Your instructions
Give the listing again in full, exactly as written.

::::::

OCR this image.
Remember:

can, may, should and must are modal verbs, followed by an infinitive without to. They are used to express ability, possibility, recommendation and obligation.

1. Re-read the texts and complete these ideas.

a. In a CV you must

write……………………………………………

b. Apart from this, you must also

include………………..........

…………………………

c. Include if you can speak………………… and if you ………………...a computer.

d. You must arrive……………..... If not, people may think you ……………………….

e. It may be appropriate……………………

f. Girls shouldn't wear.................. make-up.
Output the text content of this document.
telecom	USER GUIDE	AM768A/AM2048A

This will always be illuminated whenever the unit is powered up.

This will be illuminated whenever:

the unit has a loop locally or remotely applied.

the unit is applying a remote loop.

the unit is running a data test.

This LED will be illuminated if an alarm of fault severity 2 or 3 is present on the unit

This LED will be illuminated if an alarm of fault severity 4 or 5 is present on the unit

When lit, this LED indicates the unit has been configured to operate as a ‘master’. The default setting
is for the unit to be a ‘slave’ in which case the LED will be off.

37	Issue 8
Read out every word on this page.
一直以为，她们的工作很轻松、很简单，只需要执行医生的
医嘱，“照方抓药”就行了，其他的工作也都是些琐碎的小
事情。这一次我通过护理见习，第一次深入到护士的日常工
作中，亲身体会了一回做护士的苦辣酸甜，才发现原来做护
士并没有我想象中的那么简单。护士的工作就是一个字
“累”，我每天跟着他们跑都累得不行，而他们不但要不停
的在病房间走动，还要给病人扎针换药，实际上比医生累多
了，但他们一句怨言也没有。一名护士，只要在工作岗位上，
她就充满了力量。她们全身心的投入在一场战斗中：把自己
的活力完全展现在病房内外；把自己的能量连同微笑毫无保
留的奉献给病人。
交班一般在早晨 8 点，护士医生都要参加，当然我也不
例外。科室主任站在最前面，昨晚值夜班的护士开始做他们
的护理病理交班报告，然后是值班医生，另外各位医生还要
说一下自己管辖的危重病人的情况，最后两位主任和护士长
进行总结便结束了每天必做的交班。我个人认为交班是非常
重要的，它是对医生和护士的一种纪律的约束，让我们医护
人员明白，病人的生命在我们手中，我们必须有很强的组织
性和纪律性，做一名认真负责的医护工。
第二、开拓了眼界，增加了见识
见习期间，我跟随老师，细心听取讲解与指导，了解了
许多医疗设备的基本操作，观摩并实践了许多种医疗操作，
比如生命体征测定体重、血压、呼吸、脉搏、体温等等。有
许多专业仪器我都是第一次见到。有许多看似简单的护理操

::::::

Complete output
OCR this image.
Remember:

can, may, should and must are modal verbs, followed by an infinitive without to. They are used to express ability, possibility, recommendation and obligation.

1. Re-read the texts and complete these ideas.

a. In a CV you must

write……………………………………………

b. Apart from this, you must also

include………………..........

…………………………

c. Include if you can speak………………… and if you ………………...a computer.

d. You must arrive……………..... If not, people may think you ……………………….

e. It may be appropriate……………………

f. Girls shouldn't wear.................. make-up.
Output the text content of this document.
telecom	USER GUIDE	AM768A/AM2048A

This will always be illuminated whenever the unit is powered up.

This will be illuminated whenever:

the unit has a loop locally or remotely applied.

the unit is applying a remote loop.

the unit is running a data test.

This LED will be illuminated if an alarm of fault severity 2 or 3 is present on the unit

This LED will be illuminated if an alarm of fault severity 4 or 5 is present on the unit

When lit, this LED indicates the unit has been configured to operate as a ‘master’. The default setting
is for the unit to be a ‘slave’ in which case the LED will be off.

37	Issue 8
Read out every word on this page.
一直以为，她们的工作很轻松、很简单，只需要执行医生的
医嘱，“照方抓药”就行了，其他的工作也都是些琐碎的小
事情。这一次我通过护理见习，第一次深入到护士的日常工
作中，亲身体会了一回做护士的苦辣酸甜，才发现原来做护
士并没有我想象中的那么简单。护士的工作就是一个字
“累”，我每天跟着他们跑都累得不行，而他们不但要不停
的在病房间走动，还要给病人扎针换药，实际上比医生累多
了，但他们一句怨言也没有。一名护士，只要在工作岗位上，
她就充满了力量。她们全身心的投入在一场战斗中：把自己
的活力完全展现在病房内外；把自己的能量连同微笑毫无保
留的奉献给病人。
交班一般在早晨 8 点，护士医生都要参加，当然我也不
例外。科室主任站在最前面，昨晚值夜班的护士开始做他们
的护理病理交班报告，然后是值班医生，另外各位医生还要
说一下自己管辖的危重病人的情况，最后两位主任和护士长
进行总结便结束了每天必做的交班。我个人认为交班是非常
重要的，它是对医生和护士的一种纪律的约束，让我们医护
人员明白，病人的生命在我们手中，我们必须有很强的组织
性和纪律性，做一名认真负责的医护工。
第二、开拓了眼界，增加了见识
见习期间，我跟随老师，细心听取讲解与指导，了解了
许多医疗设备的基本操作，观摩并实践了许多种医疗操作，
比如生命体征测定体重、血压、呼吸、脉搏、体温等等。有
许多专业仪器我都是第一次见到。有许多看似简单的护理操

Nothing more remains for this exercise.